• [Supplied records]:

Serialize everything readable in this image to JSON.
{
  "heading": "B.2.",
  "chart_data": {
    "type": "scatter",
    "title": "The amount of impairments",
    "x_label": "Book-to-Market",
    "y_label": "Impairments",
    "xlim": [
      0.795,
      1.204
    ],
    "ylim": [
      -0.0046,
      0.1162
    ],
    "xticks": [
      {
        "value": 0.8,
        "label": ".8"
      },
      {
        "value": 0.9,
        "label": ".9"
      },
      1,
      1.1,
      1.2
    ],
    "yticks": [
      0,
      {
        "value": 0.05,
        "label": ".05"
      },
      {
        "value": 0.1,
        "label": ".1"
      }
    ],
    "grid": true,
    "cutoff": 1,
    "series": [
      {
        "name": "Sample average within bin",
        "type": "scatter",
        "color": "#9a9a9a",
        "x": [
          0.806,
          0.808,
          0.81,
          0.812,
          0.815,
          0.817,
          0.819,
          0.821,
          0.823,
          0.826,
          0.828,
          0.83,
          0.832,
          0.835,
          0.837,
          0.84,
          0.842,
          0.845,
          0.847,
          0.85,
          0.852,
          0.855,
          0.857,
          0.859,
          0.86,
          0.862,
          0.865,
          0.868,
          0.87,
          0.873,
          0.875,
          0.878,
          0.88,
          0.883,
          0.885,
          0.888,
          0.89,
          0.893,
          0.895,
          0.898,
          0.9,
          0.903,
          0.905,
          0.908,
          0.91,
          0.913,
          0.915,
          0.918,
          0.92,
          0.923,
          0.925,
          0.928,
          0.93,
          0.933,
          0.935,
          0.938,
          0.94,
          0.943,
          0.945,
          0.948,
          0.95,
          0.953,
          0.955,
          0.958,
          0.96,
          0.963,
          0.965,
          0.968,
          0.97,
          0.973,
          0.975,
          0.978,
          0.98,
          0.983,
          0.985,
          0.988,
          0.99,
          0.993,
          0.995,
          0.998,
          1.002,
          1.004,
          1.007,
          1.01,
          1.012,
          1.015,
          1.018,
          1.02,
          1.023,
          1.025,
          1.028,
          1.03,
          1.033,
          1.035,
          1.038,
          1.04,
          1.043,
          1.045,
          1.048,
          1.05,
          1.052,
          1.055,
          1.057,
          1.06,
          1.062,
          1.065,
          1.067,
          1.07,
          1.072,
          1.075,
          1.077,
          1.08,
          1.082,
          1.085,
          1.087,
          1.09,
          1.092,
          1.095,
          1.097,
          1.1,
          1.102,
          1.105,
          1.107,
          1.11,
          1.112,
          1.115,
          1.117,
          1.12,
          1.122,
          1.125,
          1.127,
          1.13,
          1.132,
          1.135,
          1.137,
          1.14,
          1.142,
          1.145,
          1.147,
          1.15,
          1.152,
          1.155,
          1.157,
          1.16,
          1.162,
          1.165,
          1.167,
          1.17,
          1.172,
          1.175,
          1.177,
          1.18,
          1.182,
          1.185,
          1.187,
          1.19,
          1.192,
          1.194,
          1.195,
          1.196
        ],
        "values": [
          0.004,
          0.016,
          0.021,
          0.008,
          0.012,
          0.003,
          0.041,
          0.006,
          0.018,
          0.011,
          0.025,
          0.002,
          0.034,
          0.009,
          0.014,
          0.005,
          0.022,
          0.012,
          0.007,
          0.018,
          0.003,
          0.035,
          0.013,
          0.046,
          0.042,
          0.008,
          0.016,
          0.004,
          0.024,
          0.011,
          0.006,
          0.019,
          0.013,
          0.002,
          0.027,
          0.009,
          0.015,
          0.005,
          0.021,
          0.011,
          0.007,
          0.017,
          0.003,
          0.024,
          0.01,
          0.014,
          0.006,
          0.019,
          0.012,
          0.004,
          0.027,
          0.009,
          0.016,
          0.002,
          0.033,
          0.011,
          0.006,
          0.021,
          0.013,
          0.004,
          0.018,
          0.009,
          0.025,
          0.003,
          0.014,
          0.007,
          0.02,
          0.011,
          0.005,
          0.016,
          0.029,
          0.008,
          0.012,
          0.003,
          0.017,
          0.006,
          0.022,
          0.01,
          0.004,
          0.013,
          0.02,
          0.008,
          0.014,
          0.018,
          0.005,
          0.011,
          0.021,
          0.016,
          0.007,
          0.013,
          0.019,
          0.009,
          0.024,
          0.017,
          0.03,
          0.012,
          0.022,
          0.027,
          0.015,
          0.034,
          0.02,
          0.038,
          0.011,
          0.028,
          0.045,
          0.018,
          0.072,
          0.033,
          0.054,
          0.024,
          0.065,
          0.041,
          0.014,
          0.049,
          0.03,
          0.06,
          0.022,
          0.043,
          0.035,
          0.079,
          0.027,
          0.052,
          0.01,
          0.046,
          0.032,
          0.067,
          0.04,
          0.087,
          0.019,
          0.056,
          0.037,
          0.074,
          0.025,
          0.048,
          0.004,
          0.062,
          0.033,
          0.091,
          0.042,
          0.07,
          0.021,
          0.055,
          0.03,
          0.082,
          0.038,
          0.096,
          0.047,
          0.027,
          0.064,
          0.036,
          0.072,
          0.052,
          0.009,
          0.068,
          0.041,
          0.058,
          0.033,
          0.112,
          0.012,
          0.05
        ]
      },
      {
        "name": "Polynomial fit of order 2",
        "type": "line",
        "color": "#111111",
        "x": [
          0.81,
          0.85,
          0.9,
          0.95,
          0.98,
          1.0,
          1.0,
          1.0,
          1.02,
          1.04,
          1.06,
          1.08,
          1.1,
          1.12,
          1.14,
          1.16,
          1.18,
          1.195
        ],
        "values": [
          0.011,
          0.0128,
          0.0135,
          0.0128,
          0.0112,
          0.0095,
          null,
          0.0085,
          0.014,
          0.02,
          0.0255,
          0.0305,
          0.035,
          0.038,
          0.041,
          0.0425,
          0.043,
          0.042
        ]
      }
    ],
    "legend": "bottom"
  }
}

• [Stated exercise]: Repeat back the data above, exact to the last character.

• [Response]:
Serialize everything readable in this image to JSON.
{
  "heading": "B.2.",
  "chart_data": {
    "type": "scatter",
    "title": "The amount of impairments",
    "x_label": "Book-to-Market",
    "y_label": "Impairments",
    "xlim": [
      0.795,
      1.204
    ],
    "ylim": [
      -0.0046,
      0.1162
    ],
    "xticks": [
      {
        "value": 0.8,
        "label": ".8"
      },
      {
        "value": 0.9,
        "label": ".9"
      },
      1,
      1.1,
      1.2
    ],
    "yticks": [
      0,
      {
        "value": 0.05,
        "label": ".05"
      },
      {
        "value": 0.1,
        "label": ".1"
      }
    ],
    "grid": true,
    "cutoff": 1,
    "series": [
      {
        "name": "Sample average within bin",
        "type": "scatter",
        "color": "#9a9a9a",
        "x": [
          0.806,
          0.808,
          0.81,
          0.812,
          0.815,
          0.817,
          0.819,
          0.821,
          0.823,
          0.826,
          0.828,
          0.83,
          0.832,
          0.835,
          0.837,
          0.84,
          0.842,
          0.845,
          0.847,
          0.85,
          0.852,
          0.855,
          0.857,
          0.859,
          0.86,
          0.862,
          0.865,
          0.868,
          0.87,
          0.873,
          0.875,
          0.878,
          0.88,
          0.883,
          0.885,
          0.888,
          0.89,
          0.893,
          0.895,
          0.898,
          0.9,
          0.903,
          0.905,
          0.908,
          0.91,
          0.913,
          0.915,
          0.918,
          0.92,
          0.923,
          0.925,
          0.928,
          0.93,
          0.933,
          0.935,
          0.938,
          0.94,
          0.943,
          0.945,
          0.948,
          0.95,
          0.953,
          0.955,
          0.958,
          0.96,
          0.963,
          0.965,
          0.968,
          0.97,
          0.973,
          0.975,
          0.978,
          0.98,
          0.983,
          0.985,
          0.988,
          0.99,
          0.993,
          0.995,
          0.998,
          1.002,
          1.004,
          1.007,
          1.01,
          1.012,
          1.015,
          1.018,
          1.02,
          1.023,
          1.025,
          1.028,
          1.03,
          1.033,
          1.035,
          1.038,
          1.04,
          1.043,
          1.045,
          1.048,
          1.05,
          1.052,
          1.055,
          1.057,
          1.06,
          1.062,
          1.065,
          1.067,
          1.07,
          1.072,
          1.075,
          1.077,
          1.08,
          1.082,
          1.085,
          1.087,
          1.09,
          1.092,
          1.095,
          1.097,
          1.1,
          1.102,
          1.105,
          1.107,
          1.11,
          1.112,
          1.115,
          1.117,
          1.12,
          1.122,
          1.125,
          1.127,
          1.13,
          1.132,
          1.135,
          1.137,
          1.14,
          1.142,
          1.145,
          1.147,
          1.15,
          1.152,
          1.155,
          1.157,
          1.16,
          1.162,
          1.165,
          1.167,
          1.17,
          1.172,
          1.175,
          1.177,
          1.18,
          1.182,
          1.185,
          1.187,
          1.19,
          1.192,
          1.194,
          1.195,
          1.196
        ],
        "values": [
          0.004,
          0.016,
          0.021,
          0.008,
          0.012,
          0.003,
          0.041,
          0.006,
          0.018,
          0.011,
          0.025,
          0.002,
          0.034,
          0.009,
          0.014,
          0.005,
          0.022,
          0.012,
          0.007,
          0.018,
          0.003,
          0.035,
          0.013,
          0.046,
          0.042,
          0.008,
          0.016,
          0.004,
          0.024,
          0.011,
          0.006,
          0.019,
          0.013,
          0.002,
          0.027,
          0.009,
          0.015,
          0.005,
          0.021,
          0.011,
          0.007,
          0.017,
          0.003,
          0.024,
          0.01,
          0.014,
          0.006,
          0.019,
          0.012,
          0.004,
          0.027,
          0.009,
          0.016,
          0.002,
          0.033,
          0.011,
          0.006,
          0.021,
          0.013,
          0.004,
          0.018,
          0.009,
          0.025,
          0.003,
          0.014,
          0.007,
          0.02,
          0.011,
          0.005,
          0.016,
          0.029,
          0.008,
          0.012,
          0.003,
          0.017,
          0.006,
          0.022,
          0.01,
          0.004,
          0.013,
          0.02,
          0.008,
          0.014,
          0.018,
          0.005,
          0.011,
          0.021,
          0.016,
          0.007,
          0.013,
          0.019,
          0.009,
          0.024,
          0.017,
          0.03,
          0.012,
          0.022,
          0.027,
          0.015,
          0.034,
          0.02,
          0.038,
          0.011,
          0.028,
          0.045,
          0.018,
          0.072,
          0.033,
          0.054,
          0.024,
          0.065,
          0.041,
          0.014,
          0.049,
          0.03,
          0.06,
          0.022,
          0.043,
          0.035,
          0.079,
          0.027,
          0.052,
          0.01,
          0.046,
          0.032,
          0.067,
          0.04,
          0.087,
          0.019,
          0.056,
          0.037,
          0.074,
          0.025,
          0.048,
          0.004,
          0.062,
          0.033,
          0.091,
          0.042,
          0.07,
          0.021,
          0.055,
          0.03,
          0.082,
          0.038,
          0.096,
          0.047,
          0.027,
          0.064,
          0.036,
          0.072,
          0.052,
          0.009,
          0.068,
          0.041,
          0.058,
          0.033,
          0.112,
          0.012,
          0.05
        ]
      },
      {
        "name": "Polynomial fit of order 2",
        "type": "line",
        "color": "#111111",
        "x": [
          0.81,
          0.85,
          0.9,
          0.95,
          0.98,
          1.0,
          1.0,
          1.0,
          1.02,
          1.04,
          1.06,
          1.08,
          1.1,
          1.12,
          1.14,
          1.16,
          1.18,
          1.195
        ],
        "values": [
          0.011,
          0.0128,
          0.0135,
          0.0128,
          0.0112,
          0.0095,
          null,
          0.0085,
          0.014,
          0.02,
          0.0255,
          0.0305,
          0.035,
          0.038,
          0.041,
          0.0425,
          0.043,
          0.042
        ]
      }
    ],
    "legend": "bottom"
  }
}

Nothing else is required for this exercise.